Extract every line that contains the string "personal".

## begin

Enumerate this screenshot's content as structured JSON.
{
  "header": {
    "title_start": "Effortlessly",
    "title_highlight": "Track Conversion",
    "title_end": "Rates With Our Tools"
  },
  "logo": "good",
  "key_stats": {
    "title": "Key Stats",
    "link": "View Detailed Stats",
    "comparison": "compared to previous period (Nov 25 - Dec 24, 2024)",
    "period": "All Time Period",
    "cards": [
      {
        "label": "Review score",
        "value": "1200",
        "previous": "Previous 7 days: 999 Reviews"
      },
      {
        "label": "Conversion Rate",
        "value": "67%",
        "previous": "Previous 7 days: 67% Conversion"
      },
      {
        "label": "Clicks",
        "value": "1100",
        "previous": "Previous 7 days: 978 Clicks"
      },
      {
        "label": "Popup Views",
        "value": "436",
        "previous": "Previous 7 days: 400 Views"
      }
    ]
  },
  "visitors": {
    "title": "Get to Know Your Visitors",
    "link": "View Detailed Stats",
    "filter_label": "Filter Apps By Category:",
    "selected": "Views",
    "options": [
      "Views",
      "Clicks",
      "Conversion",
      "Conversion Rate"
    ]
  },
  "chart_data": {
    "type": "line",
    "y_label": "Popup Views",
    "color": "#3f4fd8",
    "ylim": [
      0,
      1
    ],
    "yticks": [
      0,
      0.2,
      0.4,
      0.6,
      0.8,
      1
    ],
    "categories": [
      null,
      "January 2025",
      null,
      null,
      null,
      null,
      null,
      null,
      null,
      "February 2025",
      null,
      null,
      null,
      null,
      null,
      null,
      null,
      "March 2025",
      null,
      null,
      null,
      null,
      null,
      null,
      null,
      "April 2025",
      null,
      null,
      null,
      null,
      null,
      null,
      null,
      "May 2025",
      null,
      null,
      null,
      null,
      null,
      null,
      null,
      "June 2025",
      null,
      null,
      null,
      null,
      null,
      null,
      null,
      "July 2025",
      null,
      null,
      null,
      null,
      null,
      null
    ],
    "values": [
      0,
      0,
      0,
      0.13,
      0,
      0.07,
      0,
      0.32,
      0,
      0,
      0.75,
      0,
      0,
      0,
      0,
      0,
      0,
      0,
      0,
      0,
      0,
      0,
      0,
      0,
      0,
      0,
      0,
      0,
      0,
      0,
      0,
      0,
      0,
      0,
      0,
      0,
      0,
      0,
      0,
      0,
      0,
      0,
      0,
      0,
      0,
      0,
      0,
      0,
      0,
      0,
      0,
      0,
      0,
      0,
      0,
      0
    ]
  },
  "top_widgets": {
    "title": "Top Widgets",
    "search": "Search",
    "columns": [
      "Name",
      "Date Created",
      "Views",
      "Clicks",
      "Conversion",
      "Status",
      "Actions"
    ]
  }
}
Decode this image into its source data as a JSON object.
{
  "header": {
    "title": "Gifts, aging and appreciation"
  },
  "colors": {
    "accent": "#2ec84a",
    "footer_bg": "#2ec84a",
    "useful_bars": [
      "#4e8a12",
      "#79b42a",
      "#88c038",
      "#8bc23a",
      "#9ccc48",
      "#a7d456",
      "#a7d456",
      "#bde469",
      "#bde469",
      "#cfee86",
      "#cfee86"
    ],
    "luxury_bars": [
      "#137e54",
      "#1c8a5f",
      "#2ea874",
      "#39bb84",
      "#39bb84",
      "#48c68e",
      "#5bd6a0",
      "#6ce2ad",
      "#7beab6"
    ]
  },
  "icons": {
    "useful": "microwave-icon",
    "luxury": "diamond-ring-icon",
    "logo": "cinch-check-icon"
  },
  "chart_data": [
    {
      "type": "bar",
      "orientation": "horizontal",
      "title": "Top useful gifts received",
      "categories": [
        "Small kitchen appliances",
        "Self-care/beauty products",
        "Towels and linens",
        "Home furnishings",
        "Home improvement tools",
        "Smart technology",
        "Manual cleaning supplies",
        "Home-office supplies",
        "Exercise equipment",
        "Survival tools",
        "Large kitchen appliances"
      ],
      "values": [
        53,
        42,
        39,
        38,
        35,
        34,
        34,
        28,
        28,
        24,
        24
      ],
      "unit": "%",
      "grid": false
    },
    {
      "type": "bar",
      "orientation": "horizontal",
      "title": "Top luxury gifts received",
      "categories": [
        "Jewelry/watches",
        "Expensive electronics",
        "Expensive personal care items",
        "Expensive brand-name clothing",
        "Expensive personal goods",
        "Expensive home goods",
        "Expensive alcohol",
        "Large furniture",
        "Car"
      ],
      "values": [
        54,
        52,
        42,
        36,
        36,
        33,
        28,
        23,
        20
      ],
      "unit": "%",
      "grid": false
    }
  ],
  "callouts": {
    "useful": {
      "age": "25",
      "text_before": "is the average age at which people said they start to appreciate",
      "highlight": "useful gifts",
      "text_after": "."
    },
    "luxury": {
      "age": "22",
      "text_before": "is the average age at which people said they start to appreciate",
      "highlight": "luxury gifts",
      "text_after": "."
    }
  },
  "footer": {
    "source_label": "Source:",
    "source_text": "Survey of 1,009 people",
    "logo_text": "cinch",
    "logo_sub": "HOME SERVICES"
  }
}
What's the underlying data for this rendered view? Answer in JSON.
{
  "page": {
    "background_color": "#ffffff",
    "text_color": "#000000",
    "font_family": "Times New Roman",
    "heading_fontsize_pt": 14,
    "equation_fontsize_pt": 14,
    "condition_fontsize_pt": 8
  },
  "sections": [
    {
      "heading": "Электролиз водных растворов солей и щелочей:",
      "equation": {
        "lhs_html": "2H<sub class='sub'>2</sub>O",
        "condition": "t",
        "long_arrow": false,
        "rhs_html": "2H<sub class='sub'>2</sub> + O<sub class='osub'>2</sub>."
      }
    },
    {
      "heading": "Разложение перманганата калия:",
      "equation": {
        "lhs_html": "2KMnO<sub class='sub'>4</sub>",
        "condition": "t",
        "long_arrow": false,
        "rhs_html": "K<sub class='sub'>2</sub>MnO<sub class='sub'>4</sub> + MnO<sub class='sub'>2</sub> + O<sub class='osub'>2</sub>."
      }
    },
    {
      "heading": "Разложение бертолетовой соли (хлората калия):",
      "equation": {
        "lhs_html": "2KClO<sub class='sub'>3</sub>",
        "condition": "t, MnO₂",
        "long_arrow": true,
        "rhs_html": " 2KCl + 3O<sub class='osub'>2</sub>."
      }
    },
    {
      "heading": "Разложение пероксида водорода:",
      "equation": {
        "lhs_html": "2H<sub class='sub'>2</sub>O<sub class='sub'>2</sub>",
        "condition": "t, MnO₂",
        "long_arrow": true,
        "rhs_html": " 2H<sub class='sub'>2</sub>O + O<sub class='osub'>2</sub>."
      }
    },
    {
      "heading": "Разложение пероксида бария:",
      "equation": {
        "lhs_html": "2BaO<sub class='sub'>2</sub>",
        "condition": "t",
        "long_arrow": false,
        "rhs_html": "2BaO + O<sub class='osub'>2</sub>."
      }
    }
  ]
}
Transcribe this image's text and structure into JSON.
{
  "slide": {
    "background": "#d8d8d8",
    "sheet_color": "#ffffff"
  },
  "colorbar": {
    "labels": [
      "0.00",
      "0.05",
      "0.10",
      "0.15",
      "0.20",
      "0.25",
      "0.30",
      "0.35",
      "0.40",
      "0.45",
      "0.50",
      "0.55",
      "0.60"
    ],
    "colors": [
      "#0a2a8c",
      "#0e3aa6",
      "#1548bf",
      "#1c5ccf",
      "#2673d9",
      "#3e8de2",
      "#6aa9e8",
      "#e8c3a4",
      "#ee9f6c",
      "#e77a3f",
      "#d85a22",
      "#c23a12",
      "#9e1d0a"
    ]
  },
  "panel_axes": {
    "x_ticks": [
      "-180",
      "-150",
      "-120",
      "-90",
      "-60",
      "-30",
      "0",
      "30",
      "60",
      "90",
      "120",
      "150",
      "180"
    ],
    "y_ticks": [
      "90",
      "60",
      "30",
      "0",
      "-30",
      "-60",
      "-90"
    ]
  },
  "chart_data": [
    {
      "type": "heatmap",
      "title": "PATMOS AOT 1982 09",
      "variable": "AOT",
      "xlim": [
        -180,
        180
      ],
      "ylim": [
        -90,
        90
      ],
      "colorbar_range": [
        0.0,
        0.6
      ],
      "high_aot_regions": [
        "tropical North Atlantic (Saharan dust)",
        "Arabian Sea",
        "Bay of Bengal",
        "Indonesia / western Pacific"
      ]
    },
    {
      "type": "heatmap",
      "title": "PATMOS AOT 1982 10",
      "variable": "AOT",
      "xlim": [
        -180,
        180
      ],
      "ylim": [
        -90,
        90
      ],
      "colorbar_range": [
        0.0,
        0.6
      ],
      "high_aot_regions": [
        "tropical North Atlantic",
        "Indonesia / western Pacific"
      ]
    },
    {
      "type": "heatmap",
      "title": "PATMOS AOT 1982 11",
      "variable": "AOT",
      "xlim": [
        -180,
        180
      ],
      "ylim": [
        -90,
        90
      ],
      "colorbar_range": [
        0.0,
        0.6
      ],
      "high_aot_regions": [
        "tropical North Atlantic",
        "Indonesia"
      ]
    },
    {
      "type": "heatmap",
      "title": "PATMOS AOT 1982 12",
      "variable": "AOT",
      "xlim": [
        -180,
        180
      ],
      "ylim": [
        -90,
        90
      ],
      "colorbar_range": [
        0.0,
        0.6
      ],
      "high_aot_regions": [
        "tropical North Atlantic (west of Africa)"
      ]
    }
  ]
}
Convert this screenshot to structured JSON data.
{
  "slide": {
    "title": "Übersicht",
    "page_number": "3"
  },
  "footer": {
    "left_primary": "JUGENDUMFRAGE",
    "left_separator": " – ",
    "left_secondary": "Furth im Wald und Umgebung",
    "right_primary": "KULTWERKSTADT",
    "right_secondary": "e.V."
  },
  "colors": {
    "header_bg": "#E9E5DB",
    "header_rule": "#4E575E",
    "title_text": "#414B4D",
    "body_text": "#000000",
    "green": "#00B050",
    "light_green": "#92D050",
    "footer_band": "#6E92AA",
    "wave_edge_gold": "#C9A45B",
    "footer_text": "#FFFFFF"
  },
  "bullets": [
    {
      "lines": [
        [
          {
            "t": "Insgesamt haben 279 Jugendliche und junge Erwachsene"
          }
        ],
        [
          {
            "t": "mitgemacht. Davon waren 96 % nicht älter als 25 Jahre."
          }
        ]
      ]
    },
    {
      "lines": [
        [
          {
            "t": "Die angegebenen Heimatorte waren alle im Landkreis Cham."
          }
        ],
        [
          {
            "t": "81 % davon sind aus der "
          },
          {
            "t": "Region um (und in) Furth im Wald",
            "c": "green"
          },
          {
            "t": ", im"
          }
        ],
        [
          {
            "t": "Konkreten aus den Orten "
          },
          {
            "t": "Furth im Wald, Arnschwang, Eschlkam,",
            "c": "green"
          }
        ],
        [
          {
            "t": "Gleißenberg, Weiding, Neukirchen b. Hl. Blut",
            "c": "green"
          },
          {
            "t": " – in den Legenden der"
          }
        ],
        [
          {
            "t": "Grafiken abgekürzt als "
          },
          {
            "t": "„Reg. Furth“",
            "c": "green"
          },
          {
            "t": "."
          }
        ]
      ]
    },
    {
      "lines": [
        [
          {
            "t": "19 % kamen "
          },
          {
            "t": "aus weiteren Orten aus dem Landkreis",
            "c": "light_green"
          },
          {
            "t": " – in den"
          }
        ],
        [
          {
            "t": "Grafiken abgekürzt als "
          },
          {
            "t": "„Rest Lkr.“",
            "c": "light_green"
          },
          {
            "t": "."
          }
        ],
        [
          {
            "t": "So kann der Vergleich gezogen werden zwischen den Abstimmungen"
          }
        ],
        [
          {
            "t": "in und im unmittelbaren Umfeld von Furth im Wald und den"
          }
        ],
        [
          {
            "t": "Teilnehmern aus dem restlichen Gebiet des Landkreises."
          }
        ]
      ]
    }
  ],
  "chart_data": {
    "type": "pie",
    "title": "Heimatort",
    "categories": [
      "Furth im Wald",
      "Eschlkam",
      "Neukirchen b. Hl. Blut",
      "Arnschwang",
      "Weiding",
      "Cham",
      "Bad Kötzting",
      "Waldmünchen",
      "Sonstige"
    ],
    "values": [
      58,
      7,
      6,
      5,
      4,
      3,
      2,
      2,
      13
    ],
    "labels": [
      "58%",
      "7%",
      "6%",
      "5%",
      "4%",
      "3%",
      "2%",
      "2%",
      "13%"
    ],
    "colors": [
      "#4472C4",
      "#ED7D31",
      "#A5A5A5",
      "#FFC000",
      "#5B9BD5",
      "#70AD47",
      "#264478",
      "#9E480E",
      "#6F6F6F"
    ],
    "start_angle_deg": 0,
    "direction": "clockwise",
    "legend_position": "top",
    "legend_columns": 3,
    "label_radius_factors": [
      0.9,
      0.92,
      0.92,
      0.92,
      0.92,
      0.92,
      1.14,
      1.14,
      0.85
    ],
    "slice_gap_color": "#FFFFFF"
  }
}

## end

### TASK OUTPUT
        "Expensive personal care items",
        "Expensive personal goods",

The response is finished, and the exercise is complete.